* [Task goal] Each line that holds the word "REDES" counts once; give the total number of such lines and nothing else.

* [Available records]

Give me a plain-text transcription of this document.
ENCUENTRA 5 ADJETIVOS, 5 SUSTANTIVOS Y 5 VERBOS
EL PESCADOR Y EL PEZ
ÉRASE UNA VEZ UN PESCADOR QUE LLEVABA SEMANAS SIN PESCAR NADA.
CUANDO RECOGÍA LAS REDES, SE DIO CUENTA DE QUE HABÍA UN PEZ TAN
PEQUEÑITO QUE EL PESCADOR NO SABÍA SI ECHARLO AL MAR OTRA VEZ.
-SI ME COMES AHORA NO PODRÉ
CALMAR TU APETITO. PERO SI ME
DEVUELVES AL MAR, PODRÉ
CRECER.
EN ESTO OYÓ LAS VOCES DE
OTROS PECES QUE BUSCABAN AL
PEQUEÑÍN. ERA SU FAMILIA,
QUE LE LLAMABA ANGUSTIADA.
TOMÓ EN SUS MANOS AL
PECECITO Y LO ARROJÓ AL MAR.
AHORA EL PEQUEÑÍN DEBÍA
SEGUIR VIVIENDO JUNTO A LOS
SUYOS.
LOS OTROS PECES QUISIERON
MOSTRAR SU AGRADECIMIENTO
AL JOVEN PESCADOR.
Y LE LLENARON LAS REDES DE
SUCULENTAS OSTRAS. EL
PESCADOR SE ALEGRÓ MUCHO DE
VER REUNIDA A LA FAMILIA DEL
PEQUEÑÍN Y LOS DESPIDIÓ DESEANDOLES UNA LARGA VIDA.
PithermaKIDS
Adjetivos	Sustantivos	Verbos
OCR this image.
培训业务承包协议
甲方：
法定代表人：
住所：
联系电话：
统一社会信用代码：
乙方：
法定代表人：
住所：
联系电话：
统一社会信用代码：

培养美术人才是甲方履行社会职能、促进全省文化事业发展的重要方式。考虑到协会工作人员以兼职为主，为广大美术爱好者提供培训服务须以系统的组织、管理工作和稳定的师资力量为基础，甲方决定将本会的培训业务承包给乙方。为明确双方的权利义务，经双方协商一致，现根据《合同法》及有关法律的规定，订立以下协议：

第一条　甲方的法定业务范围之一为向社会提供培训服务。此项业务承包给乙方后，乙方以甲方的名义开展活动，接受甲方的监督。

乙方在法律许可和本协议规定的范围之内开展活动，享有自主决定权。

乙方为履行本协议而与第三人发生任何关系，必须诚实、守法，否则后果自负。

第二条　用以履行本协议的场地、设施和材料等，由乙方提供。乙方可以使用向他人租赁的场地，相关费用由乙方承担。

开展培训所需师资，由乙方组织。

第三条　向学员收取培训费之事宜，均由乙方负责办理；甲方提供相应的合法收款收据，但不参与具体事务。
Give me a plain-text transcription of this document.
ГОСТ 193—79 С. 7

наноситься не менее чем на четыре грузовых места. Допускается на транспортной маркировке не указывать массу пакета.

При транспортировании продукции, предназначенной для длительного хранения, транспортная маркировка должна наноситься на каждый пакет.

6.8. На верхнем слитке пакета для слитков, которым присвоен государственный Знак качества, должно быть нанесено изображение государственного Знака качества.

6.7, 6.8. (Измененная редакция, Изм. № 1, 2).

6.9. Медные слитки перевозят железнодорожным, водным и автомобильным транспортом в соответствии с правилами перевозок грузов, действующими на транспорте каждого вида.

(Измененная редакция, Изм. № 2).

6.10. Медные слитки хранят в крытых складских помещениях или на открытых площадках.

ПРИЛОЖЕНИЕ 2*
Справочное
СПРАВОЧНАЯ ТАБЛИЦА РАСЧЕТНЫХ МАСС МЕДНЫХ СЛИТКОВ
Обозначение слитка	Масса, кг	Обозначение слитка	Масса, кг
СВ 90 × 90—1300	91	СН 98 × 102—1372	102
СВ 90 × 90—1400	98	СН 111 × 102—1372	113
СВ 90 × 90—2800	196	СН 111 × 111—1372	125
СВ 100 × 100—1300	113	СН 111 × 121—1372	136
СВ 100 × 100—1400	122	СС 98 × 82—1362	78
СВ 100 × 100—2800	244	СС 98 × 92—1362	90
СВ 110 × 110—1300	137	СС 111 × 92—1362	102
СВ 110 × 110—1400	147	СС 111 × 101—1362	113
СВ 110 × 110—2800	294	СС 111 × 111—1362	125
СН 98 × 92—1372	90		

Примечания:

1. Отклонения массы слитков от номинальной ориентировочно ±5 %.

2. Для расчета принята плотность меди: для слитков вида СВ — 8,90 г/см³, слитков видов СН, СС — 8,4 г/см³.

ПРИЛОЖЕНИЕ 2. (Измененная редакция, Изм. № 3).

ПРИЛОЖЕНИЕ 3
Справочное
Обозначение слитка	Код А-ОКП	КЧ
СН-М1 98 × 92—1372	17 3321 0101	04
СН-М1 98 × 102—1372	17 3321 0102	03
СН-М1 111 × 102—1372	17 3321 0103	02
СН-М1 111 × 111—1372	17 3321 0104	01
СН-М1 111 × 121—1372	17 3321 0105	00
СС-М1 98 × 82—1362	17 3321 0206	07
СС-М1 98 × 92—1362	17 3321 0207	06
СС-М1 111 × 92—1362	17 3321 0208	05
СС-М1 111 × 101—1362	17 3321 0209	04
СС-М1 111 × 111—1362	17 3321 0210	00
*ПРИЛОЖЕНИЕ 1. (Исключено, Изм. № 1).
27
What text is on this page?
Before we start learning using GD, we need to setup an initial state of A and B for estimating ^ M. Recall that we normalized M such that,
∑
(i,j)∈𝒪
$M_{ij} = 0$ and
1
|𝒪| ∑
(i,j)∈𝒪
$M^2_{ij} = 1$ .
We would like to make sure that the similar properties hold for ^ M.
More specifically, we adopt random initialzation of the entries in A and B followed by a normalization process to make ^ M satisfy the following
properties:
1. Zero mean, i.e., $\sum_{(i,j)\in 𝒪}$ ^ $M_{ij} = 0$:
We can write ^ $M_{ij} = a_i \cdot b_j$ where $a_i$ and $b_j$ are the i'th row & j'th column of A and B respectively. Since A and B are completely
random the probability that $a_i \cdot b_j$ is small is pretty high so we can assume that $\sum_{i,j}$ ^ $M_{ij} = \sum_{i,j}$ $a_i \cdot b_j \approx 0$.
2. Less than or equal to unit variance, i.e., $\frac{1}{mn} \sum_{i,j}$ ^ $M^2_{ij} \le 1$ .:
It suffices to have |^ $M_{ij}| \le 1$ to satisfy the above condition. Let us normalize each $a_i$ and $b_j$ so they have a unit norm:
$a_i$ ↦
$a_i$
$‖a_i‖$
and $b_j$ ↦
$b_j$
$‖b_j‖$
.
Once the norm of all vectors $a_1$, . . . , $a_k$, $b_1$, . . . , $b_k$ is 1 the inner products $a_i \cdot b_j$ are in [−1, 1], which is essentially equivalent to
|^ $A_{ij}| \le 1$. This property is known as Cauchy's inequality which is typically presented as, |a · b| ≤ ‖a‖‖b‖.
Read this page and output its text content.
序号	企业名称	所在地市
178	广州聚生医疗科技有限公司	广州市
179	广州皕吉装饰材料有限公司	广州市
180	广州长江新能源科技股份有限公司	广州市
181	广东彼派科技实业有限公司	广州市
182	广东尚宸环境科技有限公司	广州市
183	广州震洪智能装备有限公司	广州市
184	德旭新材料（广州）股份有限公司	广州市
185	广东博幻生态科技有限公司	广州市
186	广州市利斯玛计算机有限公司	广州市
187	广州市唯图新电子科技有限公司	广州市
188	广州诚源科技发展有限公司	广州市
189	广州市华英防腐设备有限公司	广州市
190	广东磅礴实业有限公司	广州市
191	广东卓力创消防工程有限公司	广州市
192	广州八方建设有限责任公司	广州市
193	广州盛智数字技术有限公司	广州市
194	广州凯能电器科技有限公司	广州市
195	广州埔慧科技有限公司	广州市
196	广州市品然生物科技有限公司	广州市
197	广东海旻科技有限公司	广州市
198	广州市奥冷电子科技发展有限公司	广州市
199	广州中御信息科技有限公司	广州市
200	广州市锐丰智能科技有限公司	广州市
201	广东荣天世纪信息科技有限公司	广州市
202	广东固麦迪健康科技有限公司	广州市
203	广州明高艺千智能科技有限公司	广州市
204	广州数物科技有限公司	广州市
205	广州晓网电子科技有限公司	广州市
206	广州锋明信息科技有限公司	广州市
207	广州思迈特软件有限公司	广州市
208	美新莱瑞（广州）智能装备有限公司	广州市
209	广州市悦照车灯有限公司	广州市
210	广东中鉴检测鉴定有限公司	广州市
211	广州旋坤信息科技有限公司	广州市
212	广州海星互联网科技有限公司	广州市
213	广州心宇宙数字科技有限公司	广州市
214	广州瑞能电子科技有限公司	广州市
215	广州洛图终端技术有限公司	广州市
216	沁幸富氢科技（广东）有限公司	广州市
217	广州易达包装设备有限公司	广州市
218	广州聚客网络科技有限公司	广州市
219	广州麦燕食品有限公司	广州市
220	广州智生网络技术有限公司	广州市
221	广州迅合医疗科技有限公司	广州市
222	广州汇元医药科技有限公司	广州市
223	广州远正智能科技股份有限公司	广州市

* [Full answer] 2